What is being asked: Would you return all of this data exactly, leaving nothing out?

Given information:
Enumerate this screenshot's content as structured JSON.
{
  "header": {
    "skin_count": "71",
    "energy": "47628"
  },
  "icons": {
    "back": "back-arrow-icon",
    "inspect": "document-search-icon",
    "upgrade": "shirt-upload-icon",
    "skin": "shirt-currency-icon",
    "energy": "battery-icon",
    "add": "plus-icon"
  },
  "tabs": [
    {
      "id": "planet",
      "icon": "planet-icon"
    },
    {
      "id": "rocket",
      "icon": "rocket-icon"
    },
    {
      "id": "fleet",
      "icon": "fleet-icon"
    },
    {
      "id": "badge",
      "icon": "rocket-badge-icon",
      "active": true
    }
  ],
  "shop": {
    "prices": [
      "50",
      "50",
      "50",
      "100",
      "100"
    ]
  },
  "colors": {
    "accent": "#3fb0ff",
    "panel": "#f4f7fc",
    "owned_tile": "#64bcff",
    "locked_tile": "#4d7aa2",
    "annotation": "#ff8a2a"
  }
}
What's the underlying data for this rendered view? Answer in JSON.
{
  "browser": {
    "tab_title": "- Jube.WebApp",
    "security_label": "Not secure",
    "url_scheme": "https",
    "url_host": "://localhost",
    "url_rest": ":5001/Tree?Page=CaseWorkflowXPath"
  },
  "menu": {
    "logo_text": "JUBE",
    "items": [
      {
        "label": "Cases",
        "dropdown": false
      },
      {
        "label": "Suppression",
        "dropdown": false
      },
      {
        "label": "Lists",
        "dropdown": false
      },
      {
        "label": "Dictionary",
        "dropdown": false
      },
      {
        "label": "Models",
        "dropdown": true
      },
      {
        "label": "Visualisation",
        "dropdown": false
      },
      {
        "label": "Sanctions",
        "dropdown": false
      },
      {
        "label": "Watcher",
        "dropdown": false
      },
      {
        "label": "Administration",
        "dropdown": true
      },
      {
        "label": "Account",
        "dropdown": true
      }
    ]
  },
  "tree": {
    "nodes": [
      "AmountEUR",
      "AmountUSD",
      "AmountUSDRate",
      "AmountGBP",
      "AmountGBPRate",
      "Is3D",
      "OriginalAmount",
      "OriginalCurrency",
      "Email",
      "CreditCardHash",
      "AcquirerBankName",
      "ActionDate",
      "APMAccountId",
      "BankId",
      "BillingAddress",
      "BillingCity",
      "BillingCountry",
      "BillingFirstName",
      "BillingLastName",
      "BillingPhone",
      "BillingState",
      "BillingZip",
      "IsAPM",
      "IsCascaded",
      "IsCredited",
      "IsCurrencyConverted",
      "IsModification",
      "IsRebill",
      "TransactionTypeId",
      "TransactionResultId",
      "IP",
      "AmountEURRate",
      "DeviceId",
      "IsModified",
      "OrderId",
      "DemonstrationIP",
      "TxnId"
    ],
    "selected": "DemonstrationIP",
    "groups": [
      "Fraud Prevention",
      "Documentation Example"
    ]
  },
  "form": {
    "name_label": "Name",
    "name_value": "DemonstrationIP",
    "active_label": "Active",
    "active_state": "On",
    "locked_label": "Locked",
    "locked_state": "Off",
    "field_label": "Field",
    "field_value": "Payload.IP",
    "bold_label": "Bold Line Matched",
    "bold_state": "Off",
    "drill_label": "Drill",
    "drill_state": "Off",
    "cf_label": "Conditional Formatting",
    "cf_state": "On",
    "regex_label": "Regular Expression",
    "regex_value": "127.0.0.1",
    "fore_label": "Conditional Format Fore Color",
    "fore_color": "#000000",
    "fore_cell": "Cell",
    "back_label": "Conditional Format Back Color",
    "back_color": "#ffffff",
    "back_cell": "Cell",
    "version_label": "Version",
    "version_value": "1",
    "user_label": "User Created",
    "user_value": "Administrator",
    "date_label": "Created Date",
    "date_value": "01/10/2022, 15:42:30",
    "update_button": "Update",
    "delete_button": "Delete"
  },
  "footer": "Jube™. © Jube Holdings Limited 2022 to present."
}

Correct response:
Enumerate this screenshot's content as structured JSON.
{
  "header": {
    "skin_count": "71",
    "energy": "47628"
  },
  "icons": {
    "back": "back-arrow-icon",
    "inspect": "document-search-icon",
    "upgrade": "shirt-upload-icon",
    "skin": "shirt-currency-icon",
    "energy": "battery-icon",
    "add": "plus-icon"
  },
  "tabs": [
    {
      "id": "planet",
      "icon": "planet-icon"
    },
    {
      "id": "rocket",
      "icon": "rocket-icon"
    },
    {
      "id": "fleet",
      "icon": "fleet-icon"
    },
    {
      "id": "badge",
      "icon": "rocket-badge-icon",
      "active": true
    }
  ],
  "shop": {
    "prices": [
      "50",
      "50",
      "50",
      "100",
      "100"
    ]
  },
  "colors": {
    "accent": "#3fb0ff",
    "panel": "#f4f7fc",
    "owned_tile": "#64bcff",
    "locked_tile": "#4d7aa2",
    "annotation": "#ff8a2a"
  }
}
What's the underlying data for this rendered view? Answer in JSON.
{
  "browser": {
    "tab_title": "- Jube.WebApp",
    "security_label": "Not secure",
    "url_scheme": "https",
    "url_host": "://localhost",
    "url_rest": ":5001/Tree?Page=CaseWorkflowXPath"
  },
  "menu": {
    "logo_text": "JUBE",
    "items": [
      {
        "label": "Cases",
        "dropdown": false
      },
      {
        "label": "Suppression",
        "dropdown": false
      },
      {
        "label": "Lists",
        "dropdown": false
      },
      {
        "label": "Dictionary",
        "dropdown": false
      },
      {
        "label": "Models",
        "dropdown": true
      },
      {
        "label": "Visualisation",
        "dropdown": false
      },
      {
        "label": "Sanctions",
        "dropdown": false
      },
      {
        "label": "Watcher",
        "dropdown": false
      },
      {
        "label": "Administration",
        "dropdown": true
      },
      {
        "label": "Account",
        "dropdown": true
      }
    ]
  },
  "tree": {
    "nodes": [
      "AmountEUR",
      "AmountUSD",
      "AmountUSDRate",
      "AmountGBP",
      "AmountGBPRate",
      "Is3D",
      "OriginalAmount",
      "OriginalCurrency",
      "Email",
      "CreditCardHash",
      "AcquirerBankName",
      "ActionDate",
      "APMAccountId",
      "BankId",
      "BillingAddress",
      "BillingCity",
      "BillingCountry",
      "BillingFirstName",
      "BillingLastName",
      "BillingPhone",
      "BillingState",
      "BillingZip",
      "IsAPM",
      "IsCascaded",
      "IsCredited",
      "IsCurrencyConverted",
      "IsModification",
      "IsRebill",
      "TransactionTypeId",
      "TransactionResultId",
      "IP",
      "AmountEURRate",
      "DeviceId",
      "IsModified",
      "OrderId",
      "DemonstrationIP",
      "TxnId"
    ],
    "selected": "DemonstrationIP",
    "groups": [
      "Fraud Prevention",
      "Documentation Example"
    ]
  },
  "form": {
    "name_label": "Name",
    "name_value": "DemonstrationIP",
    "active_label": "Active",
    "active_state": "On",
    "locked_label": "Locked",
    "locked_state": "Off",
    "field_label": "Field",
    "field_value": "Payload.IP",
    "bold_label": "Bold Line Matched",
    "bold_state": "Off",
    "drill_label": "Drill",
    "drill_state": "Off",
    "cf_label": "Conditional Formatting",
    "cf_state": "On",
    "regex_label": "Regular Expression",
    "regex_value": "127.0.0.1",
    "fore_label": "Conditional Format Fore Color",
    "fore_color": "#000000",
    "fore_cell": "Cell",
    "back_label": "Conditional Format Back Color",
    "back_color": "#ffffff",
    "back_cell": "Cell",
    "version_label": "Version",
    "version_value": "1",
    "user_label": "User Created",
    "user_value": "Administrator",
    "date_label": "Created Date",
    "date_value": "01/10/2022, 15:42:30",
    "update_button": "Update",
    "delete_button": "Delete"
  },
  "footer": "Jube™. © Jube Holdings Limited 2022 to present."
}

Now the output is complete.